| Your goal |
Find each line with the word "Dermal" and copy it.

--------------------------------

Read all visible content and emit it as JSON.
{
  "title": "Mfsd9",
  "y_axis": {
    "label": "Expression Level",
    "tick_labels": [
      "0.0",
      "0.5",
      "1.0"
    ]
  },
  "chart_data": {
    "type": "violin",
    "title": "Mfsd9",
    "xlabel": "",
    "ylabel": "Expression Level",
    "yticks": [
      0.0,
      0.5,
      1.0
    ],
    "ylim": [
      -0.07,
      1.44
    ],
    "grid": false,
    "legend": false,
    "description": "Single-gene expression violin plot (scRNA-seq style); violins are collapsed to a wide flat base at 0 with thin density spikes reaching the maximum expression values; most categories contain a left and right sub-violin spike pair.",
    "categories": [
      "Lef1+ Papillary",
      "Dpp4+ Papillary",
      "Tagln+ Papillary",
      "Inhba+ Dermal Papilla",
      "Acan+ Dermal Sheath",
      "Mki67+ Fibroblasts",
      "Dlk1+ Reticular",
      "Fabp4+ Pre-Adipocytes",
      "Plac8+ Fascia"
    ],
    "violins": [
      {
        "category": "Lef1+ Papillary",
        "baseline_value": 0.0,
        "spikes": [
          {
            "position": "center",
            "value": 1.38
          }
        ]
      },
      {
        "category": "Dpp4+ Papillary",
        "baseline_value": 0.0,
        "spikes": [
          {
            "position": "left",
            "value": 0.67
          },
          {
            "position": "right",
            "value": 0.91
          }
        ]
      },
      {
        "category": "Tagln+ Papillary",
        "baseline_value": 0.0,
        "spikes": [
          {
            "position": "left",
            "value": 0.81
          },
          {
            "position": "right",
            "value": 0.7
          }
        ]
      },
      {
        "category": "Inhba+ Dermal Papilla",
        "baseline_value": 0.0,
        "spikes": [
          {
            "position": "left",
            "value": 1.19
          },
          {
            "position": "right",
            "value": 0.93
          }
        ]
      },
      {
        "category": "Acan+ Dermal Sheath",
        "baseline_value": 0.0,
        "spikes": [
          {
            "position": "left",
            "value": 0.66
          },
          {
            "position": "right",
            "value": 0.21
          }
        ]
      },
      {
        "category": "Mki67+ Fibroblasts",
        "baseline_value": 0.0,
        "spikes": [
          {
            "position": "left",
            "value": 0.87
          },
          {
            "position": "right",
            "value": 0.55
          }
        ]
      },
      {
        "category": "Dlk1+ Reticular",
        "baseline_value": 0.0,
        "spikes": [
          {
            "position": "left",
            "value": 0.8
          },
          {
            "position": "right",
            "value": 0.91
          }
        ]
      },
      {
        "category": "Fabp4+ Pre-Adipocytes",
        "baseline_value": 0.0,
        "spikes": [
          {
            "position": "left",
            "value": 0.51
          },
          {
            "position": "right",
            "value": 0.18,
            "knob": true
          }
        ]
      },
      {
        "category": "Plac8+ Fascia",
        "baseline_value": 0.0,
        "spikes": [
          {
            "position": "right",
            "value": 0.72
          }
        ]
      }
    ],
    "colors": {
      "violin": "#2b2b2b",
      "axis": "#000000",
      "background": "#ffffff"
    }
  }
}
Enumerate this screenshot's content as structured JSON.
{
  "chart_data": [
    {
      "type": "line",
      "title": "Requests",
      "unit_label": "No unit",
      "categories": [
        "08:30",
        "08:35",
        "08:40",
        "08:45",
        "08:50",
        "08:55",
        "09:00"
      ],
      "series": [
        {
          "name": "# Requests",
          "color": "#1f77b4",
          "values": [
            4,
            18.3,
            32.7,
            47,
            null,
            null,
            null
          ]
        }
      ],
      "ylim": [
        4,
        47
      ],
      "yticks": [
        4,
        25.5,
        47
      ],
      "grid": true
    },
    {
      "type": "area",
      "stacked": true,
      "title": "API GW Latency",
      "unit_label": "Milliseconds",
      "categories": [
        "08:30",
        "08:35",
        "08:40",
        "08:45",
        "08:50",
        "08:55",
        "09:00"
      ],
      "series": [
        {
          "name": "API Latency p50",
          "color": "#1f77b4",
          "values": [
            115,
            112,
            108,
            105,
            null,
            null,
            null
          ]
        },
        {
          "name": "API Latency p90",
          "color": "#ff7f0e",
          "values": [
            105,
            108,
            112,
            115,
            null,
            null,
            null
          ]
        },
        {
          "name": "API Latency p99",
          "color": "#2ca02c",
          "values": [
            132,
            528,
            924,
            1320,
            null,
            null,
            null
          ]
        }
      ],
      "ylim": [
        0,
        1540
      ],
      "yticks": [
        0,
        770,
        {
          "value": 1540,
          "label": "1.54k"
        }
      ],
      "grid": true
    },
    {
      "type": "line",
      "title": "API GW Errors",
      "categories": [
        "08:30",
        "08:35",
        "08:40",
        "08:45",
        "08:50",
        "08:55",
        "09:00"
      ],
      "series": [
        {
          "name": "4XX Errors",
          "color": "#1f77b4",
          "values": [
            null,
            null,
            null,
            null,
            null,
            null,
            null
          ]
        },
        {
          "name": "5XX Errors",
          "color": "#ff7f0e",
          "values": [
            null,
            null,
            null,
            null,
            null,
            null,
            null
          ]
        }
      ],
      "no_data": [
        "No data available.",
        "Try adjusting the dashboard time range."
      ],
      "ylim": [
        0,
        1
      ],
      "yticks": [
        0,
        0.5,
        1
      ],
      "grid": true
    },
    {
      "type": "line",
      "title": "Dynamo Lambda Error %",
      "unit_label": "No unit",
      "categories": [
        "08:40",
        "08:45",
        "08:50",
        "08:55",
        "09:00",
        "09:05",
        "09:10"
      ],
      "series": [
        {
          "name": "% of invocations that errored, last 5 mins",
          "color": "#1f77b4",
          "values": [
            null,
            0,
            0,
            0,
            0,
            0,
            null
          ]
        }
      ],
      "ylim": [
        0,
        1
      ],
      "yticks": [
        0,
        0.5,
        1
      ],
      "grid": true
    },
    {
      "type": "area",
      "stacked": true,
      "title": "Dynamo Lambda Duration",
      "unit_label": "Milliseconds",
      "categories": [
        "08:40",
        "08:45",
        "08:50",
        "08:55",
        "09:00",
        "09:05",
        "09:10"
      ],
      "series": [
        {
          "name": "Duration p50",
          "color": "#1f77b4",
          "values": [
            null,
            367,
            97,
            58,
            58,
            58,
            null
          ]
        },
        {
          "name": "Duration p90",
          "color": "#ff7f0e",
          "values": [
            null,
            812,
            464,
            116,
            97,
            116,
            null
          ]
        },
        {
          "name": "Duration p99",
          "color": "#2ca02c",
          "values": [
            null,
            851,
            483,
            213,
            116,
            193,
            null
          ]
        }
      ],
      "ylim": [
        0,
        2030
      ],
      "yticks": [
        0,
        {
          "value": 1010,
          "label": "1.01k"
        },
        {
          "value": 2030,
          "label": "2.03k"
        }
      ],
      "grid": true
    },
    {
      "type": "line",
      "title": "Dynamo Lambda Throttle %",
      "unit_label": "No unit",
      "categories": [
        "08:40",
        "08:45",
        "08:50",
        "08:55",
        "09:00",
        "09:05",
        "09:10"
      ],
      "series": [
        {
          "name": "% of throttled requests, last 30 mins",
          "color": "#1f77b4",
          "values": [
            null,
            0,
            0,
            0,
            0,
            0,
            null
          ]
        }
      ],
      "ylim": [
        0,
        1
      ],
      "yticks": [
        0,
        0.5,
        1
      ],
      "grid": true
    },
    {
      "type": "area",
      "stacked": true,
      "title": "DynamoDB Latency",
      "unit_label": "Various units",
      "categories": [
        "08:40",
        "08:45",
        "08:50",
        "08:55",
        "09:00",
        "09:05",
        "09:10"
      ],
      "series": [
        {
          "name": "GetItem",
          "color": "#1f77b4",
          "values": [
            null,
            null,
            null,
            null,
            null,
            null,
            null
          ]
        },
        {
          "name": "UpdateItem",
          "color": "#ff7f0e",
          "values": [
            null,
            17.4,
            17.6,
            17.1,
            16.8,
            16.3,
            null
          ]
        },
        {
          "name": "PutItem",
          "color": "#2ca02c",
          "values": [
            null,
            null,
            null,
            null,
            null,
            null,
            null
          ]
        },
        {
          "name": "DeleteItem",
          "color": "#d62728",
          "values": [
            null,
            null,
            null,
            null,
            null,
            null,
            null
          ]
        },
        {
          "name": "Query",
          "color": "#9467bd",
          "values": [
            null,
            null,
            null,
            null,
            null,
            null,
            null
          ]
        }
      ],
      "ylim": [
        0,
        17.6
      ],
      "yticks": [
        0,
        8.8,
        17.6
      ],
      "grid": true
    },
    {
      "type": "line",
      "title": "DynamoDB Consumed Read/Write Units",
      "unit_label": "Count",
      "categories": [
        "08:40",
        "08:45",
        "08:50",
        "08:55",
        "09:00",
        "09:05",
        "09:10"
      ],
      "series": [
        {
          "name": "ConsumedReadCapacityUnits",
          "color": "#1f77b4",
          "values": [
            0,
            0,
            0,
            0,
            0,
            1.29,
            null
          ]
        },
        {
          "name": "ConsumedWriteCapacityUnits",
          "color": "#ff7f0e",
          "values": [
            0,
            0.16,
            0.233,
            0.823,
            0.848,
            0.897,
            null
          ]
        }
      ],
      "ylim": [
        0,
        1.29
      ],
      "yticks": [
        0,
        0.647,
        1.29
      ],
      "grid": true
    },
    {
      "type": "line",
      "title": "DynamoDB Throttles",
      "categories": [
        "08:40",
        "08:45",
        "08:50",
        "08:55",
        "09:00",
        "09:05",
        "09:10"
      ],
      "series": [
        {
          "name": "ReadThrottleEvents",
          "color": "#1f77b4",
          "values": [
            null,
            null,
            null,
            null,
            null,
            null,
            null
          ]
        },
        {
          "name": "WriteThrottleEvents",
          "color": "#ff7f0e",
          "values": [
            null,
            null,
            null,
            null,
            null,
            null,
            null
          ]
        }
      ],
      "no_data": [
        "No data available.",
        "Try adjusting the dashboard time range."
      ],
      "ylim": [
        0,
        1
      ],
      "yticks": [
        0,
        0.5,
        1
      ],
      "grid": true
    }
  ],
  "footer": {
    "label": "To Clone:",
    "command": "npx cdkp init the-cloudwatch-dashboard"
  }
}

--------------------------------

| Written answer |
      "Inhba+ Dermal Papilla",
      "Acan+ Dermal Sheath",
        "category": "Inhba+ Dermal Papilla",
        "category": "Acan+ Dermal Sheath",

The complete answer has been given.